Selected passage –

Other forms of securities such as compulsorily convertible debentures (CCDs), optionally convertible debentures (OCDs) and some derivatives could remain out of the scope of the amendments

Ravi Mehta

N Sundaresha Subramanian New Delhi
The fine print of the new Mauritius tax protocol released on Thursday suggested that the changes brought in earlier this week would be applicable only to shares - sparing other instruments.

Other forms of securities such as compulsorily convertible debentures (CCDs), optionally convertible debentures (OCDs) and some derivatives could remain out of the scope of the amendments, according to consultants who have gone through the fine print.

These and other such structured products could qualify as 'securities' under the Securities Regulations (Contract) Act and the transactions on these could still qualify as capital gains under the Indian law. The text of the protocol seems inconsistent with some media interviews by government officials published on Thursday, which indicated that the provisions would be applicable on all kinds of instruments and properties.
 

According to the protocol, Article 13 of the convention, which deals with "Capital Gains" is amended with effect from April 1, 2017 by inserting new paragraphs 3A and 3B: "3A. Gains from the alienation of shares acquired on or after 1 April 2017 in a company which is resident of a Contracting State may be taxed in that State." Paragraph 3B contains the provision for the 50-per cent clause during transition period between 2017 and 2019.

Another key amendment is replacing the existing paragraph 4 with the following: "4. Gains from the alienation of any property other than that referred to in paragraphs 1, 2, 3 and 3A shall be taxable only in the Contracting State of which the alienator is a resident."

Ravi Mehta, partner, Grant Thornton India LLP, said "This effectively seems to mean that any other securities which are not in form of shares -CCD, OCD, or such other structured products qualifying as 'Securities' under Securities Contract (Regulations) Act, 1956 and held as 'Investment'- may still remain eligible for benefits under Mauritius and Singapore tax treaties. Would this tempt the future foreign investments to use new product structures, including reorganising their existing investments to other hybrid securities, to continue investing from these countries?"

Under the Indian law, some of these securities continue to qualify as FDI under the Indian Exchange Control Regulations. This could tempt the future foreign investments to use new product structures to continue investing from Mauritius and Singapore.

Exercise instructions –
(A) From the Mauritius tax protocol article, reproduce the passage that begins at the words "N Sundaresha Subramanian" and stops after the words "sparing other instruments.".
(B) Carry on the Mauritius tax protocol article, picking up after its final sentence.

Data –
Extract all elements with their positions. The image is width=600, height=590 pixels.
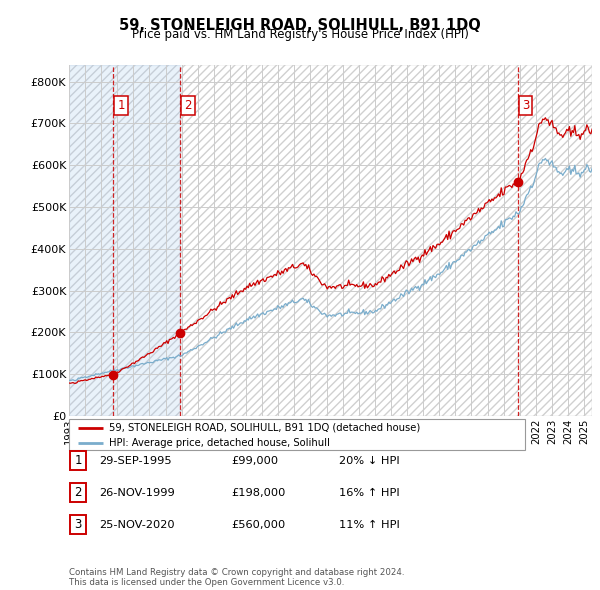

---

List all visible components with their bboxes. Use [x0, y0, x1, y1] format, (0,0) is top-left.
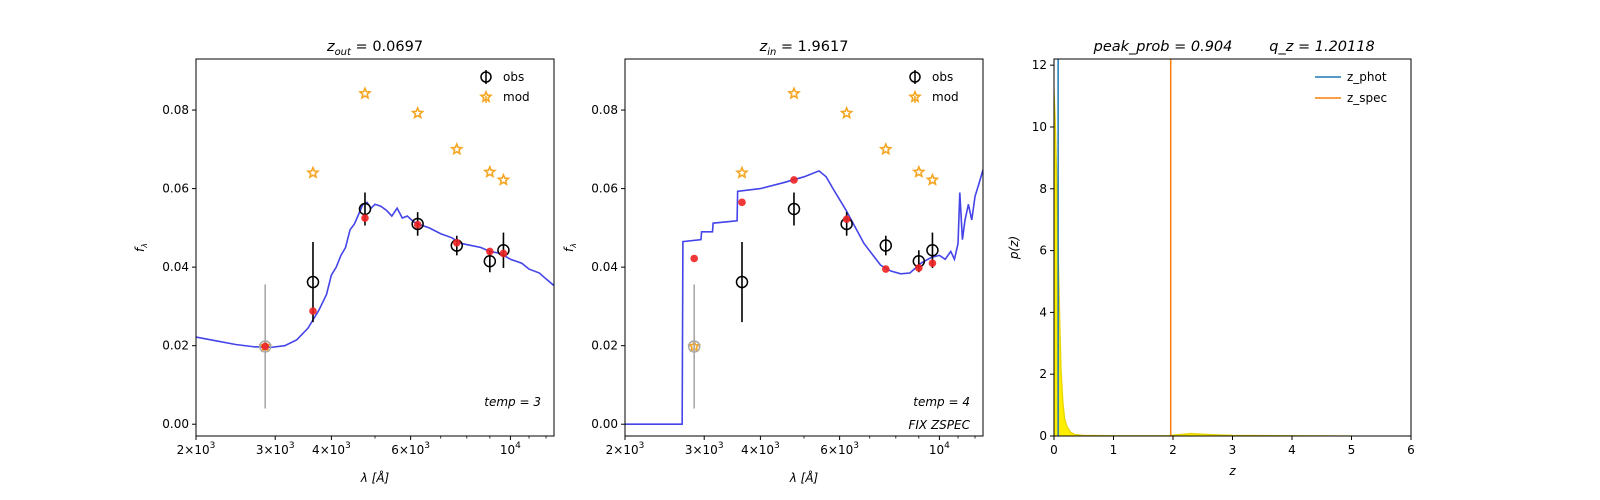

Answers to the problems –
(A)
N Sundaresha Subramanian New Delhi
The fine print of the new Mauritius tax protocol released on Thursday suggested that the changes brought in earlier this week would be applicable only to shares - sparing other instruments.

(B)
Further, consultants also suggested that the newly specified Conduit threshold of Rs 27 lakh in Limitation of Benefits (LOB) clause may not apply to such securities transactions. The conduit company tests specified in the LOB clause of the treaty, also seem relevant only for availing concessional tax benefit on capital gain transactions for shares during the transition period.

The words still lead to an interpretation that these 'conduit/shell' company tests may not mandatorily apply in case the securities involved are not shares.

In an interview to the Economic Times, Revenue Secretary Hasmukh Adhia said, "This would apply on capital gains made on all assets if the source of such capital gain is India. Whether it is derivative, future or option or any other property, if you are deriving any value in capital gain out of India, then capital gains provision would apply."

While this could become a potential source of litigation, if left unclarified, experts wondered if the scope of the protocol could be expanded in this manner through clarifications. Mehta of Grant Thornton added that "Press interview given by the Revenue Secretary indicated that the capital gains taxation would be made applicable on all assets if the source of such capital gain is in India. This again could lead a cloud of doubt in the minds of the Foreign Investors as the wordings of the Treaty Protocol do not seem to match with the intent of the framers. Hence, a suitable clarification to this effect would become essential to avoid any future controversies."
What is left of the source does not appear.